> Given records
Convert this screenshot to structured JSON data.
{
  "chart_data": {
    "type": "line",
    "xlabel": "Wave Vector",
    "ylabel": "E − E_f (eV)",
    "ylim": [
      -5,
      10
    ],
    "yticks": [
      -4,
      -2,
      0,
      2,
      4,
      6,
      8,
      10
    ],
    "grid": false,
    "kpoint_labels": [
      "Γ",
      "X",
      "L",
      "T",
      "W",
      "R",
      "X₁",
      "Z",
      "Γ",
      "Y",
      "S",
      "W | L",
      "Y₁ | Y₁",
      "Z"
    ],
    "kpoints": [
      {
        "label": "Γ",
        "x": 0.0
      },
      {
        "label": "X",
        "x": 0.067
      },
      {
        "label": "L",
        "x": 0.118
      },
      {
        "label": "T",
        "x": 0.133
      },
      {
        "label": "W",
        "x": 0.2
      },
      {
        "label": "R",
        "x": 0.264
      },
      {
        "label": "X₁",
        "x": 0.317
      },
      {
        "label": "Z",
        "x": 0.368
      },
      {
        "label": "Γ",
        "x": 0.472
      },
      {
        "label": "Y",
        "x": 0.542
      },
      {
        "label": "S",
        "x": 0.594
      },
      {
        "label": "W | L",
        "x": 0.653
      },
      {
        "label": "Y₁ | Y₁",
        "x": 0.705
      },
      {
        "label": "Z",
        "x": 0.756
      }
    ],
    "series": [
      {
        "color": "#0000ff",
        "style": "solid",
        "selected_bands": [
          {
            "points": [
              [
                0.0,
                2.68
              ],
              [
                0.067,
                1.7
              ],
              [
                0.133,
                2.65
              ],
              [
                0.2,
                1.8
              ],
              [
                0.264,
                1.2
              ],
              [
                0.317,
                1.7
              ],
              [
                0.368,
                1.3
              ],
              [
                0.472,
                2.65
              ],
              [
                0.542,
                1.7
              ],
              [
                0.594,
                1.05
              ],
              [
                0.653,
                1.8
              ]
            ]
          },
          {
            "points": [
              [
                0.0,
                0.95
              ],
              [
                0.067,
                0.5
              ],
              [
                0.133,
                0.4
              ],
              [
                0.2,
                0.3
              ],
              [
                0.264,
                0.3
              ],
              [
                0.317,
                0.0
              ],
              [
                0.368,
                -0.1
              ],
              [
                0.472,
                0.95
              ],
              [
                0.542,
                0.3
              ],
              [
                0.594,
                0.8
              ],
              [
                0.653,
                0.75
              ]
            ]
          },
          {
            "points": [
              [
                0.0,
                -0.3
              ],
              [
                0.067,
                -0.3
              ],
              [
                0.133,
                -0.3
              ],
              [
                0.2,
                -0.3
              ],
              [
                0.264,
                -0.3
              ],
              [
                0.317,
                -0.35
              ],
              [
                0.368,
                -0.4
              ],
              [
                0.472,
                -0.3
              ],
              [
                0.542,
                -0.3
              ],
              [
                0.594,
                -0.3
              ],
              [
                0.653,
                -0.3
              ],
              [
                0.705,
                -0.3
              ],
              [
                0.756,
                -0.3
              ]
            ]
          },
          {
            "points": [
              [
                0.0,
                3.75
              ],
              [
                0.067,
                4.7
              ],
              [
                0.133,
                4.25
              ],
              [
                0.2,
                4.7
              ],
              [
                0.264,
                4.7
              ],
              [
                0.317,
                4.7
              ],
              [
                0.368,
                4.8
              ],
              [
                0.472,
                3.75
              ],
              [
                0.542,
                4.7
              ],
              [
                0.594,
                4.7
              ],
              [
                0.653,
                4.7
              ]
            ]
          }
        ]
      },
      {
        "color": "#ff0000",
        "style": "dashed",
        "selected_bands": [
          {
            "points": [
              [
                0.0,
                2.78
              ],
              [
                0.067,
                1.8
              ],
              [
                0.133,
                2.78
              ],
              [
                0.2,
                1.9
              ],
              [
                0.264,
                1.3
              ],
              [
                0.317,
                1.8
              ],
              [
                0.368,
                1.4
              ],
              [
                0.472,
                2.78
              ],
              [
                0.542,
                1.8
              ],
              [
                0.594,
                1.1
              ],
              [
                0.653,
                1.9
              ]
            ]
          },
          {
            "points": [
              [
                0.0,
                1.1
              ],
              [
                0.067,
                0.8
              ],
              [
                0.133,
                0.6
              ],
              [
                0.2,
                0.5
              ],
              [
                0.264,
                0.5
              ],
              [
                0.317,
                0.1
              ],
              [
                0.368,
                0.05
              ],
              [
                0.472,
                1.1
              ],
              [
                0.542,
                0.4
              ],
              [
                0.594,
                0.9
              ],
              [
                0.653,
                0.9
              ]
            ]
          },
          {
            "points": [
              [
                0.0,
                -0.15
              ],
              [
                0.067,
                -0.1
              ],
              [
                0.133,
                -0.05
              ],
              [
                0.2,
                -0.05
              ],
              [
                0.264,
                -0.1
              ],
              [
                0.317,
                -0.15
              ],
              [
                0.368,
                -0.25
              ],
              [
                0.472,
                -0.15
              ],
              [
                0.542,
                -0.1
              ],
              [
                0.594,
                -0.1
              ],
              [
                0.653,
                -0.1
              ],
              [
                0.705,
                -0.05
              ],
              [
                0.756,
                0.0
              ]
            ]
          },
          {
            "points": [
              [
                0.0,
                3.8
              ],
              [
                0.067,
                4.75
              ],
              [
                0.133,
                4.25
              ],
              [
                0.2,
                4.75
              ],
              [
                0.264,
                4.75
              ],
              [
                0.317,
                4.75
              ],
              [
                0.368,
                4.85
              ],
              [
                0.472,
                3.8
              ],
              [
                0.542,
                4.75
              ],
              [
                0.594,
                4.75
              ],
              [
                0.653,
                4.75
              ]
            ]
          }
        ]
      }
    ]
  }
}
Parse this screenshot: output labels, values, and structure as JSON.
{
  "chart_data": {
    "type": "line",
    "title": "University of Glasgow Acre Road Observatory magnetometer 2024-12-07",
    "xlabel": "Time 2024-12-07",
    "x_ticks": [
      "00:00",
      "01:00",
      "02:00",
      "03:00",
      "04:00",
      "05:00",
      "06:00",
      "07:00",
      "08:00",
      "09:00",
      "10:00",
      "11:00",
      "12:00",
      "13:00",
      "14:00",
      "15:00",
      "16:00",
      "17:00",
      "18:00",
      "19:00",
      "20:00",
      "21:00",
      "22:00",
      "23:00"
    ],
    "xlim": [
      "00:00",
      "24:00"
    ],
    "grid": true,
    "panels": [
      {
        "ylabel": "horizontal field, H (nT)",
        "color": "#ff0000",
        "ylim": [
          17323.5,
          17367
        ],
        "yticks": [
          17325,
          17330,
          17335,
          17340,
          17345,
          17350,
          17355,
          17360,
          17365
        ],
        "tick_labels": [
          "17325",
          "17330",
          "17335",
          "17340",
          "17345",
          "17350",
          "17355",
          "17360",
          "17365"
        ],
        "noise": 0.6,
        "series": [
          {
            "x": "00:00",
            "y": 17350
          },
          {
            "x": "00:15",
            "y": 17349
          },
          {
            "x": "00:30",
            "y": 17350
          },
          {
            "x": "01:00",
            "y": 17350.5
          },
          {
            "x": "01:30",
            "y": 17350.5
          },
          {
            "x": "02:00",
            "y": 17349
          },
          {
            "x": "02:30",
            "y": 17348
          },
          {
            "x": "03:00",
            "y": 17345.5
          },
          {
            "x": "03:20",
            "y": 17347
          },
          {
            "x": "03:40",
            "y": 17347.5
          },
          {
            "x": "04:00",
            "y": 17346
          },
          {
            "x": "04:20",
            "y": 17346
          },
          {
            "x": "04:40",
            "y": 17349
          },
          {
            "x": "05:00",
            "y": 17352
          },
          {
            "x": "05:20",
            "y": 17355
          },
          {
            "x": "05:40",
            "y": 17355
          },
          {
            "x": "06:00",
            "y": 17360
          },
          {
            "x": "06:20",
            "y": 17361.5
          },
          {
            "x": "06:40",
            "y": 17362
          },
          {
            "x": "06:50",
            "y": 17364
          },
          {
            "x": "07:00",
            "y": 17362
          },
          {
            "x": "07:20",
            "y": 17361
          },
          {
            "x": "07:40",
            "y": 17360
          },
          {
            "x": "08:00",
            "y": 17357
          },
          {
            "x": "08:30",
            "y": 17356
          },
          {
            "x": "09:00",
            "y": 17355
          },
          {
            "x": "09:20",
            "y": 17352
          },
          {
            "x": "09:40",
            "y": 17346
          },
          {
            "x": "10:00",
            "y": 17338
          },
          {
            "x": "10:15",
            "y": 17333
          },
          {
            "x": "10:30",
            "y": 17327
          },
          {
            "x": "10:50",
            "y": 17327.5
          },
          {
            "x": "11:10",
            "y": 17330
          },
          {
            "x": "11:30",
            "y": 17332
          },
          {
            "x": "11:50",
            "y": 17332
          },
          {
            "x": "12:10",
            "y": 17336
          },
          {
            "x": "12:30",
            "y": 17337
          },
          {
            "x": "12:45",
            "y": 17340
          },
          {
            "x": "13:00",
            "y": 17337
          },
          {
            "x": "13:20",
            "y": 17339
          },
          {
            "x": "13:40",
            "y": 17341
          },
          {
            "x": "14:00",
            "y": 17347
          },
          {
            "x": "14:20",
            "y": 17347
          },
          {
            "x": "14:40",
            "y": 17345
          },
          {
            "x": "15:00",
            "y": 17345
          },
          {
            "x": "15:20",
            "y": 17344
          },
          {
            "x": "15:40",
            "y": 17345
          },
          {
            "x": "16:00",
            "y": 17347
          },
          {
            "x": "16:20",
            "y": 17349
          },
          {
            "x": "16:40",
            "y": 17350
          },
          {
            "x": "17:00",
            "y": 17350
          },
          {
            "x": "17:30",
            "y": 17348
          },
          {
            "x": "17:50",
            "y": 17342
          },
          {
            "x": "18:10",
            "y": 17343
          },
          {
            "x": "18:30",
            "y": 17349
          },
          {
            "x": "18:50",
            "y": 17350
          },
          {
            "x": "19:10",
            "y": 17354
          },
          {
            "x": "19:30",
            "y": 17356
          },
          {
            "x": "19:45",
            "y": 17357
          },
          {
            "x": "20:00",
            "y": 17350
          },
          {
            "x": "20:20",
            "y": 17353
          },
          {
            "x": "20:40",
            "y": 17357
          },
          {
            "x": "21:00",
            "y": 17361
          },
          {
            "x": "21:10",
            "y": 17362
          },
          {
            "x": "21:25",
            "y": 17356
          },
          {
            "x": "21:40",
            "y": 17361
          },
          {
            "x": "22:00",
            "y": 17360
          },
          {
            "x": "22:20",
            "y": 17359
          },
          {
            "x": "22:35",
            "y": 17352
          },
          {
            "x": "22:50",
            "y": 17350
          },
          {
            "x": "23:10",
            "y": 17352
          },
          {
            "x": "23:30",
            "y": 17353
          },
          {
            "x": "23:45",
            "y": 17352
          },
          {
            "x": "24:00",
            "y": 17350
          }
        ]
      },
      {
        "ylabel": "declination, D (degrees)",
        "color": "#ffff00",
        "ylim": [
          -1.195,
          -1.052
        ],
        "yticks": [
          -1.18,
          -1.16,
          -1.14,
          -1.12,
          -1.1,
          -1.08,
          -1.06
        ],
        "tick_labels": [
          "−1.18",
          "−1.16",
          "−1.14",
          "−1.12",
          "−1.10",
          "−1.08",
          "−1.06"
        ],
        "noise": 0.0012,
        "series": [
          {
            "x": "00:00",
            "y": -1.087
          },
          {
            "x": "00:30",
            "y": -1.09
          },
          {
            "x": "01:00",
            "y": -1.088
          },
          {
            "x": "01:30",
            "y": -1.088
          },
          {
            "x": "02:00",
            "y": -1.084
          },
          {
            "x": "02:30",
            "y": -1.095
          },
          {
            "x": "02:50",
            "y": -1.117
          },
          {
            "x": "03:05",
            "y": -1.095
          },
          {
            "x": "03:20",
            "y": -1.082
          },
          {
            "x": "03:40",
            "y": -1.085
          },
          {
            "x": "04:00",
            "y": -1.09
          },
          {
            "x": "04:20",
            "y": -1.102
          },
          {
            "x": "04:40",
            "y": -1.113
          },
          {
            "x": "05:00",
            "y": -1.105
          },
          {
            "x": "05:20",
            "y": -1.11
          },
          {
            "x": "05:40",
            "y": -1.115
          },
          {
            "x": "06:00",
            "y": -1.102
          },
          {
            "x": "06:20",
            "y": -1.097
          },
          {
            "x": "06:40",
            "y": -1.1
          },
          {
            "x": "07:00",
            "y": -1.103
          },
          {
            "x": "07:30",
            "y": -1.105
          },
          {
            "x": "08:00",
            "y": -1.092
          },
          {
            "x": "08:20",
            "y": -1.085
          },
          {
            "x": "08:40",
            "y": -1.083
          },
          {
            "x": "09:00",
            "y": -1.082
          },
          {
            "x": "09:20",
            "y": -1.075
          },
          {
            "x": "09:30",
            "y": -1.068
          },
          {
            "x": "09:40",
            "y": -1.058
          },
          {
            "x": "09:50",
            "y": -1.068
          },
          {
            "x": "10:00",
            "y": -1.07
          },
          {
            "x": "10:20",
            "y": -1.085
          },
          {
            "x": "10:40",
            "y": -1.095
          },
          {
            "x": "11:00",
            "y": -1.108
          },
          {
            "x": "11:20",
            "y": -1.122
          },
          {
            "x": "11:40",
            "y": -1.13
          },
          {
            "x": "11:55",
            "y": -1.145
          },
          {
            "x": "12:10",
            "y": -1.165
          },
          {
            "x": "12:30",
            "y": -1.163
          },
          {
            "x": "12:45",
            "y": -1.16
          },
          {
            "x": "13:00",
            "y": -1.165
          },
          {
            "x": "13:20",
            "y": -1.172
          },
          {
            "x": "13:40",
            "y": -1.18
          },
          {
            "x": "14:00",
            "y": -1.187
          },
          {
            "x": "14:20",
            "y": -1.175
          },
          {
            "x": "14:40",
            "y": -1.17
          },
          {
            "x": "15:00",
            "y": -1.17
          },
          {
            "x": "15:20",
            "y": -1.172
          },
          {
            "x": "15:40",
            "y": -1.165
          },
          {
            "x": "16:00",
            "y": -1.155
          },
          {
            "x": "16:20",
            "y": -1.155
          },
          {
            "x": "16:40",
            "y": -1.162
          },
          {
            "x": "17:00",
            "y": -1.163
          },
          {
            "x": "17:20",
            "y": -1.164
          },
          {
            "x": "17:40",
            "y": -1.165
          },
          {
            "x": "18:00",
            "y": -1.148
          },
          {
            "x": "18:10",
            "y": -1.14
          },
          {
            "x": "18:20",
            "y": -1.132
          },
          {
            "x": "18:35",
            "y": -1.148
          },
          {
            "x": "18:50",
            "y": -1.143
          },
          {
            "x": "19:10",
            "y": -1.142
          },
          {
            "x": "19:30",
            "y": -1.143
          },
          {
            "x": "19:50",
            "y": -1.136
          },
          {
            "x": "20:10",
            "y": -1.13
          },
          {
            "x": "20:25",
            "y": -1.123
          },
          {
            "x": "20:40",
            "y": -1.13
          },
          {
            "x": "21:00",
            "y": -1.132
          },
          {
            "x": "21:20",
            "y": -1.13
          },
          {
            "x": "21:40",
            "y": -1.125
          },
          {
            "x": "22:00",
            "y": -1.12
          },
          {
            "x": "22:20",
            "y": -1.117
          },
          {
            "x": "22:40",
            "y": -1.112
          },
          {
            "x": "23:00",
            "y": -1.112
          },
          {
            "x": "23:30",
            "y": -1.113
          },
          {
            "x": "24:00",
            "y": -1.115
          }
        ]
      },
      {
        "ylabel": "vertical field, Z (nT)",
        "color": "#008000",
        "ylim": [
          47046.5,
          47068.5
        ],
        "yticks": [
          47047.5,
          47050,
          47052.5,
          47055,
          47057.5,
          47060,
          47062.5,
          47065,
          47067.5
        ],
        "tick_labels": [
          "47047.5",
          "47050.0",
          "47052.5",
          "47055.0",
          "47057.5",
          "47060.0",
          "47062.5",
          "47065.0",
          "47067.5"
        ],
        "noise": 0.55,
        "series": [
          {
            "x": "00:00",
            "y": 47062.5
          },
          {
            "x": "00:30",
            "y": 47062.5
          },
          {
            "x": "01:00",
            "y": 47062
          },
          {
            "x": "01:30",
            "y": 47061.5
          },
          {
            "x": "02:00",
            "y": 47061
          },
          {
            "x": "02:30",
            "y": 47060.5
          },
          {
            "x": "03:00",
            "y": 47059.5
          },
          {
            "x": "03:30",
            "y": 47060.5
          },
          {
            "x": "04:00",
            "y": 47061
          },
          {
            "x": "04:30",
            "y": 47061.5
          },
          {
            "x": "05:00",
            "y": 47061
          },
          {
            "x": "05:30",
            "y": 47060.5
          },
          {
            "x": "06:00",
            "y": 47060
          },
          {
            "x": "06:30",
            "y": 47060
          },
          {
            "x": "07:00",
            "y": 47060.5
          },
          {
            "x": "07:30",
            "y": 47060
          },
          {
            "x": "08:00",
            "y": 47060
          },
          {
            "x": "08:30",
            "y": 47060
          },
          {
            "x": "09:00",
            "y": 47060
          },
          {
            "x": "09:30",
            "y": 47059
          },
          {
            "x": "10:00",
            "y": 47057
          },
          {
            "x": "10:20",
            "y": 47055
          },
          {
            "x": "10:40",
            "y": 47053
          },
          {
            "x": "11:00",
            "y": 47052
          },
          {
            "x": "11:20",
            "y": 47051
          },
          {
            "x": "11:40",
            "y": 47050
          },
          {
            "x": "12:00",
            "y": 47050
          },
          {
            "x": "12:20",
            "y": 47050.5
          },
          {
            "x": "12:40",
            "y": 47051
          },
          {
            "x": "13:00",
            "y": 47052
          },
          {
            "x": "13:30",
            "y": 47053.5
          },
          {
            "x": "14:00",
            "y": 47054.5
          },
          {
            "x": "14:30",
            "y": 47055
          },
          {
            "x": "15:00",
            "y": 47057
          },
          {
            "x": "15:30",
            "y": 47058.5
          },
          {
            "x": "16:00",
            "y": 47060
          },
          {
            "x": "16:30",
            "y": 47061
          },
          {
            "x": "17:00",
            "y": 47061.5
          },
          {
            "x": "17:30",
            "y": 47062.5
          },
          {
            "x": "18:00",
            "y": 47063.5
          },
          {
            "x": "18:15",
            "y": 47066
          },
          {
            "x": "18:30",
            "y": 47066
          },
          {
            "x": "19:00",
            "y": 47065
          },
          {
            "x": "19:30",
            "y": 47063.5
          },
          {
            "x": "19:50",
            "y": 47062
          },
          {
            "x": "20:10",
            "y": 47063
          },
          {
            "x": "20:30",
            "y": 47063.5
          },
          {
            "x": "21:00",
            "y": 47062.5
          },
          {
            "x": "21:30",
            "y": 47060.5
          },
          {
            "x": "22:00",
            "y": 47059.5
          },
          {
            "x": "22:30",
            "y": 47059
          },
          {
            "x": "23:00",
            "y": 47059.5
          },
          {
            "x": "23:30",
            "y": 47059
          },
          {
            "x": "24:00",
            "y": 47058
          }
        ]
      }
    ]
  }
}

> Objective
Search the listing for the word "JSON" and return each line that holds it.

> Response to the exercise
Convert this screenshot to structured JSON data.
Parse this screenshot: output labels, values, and structure as JSON.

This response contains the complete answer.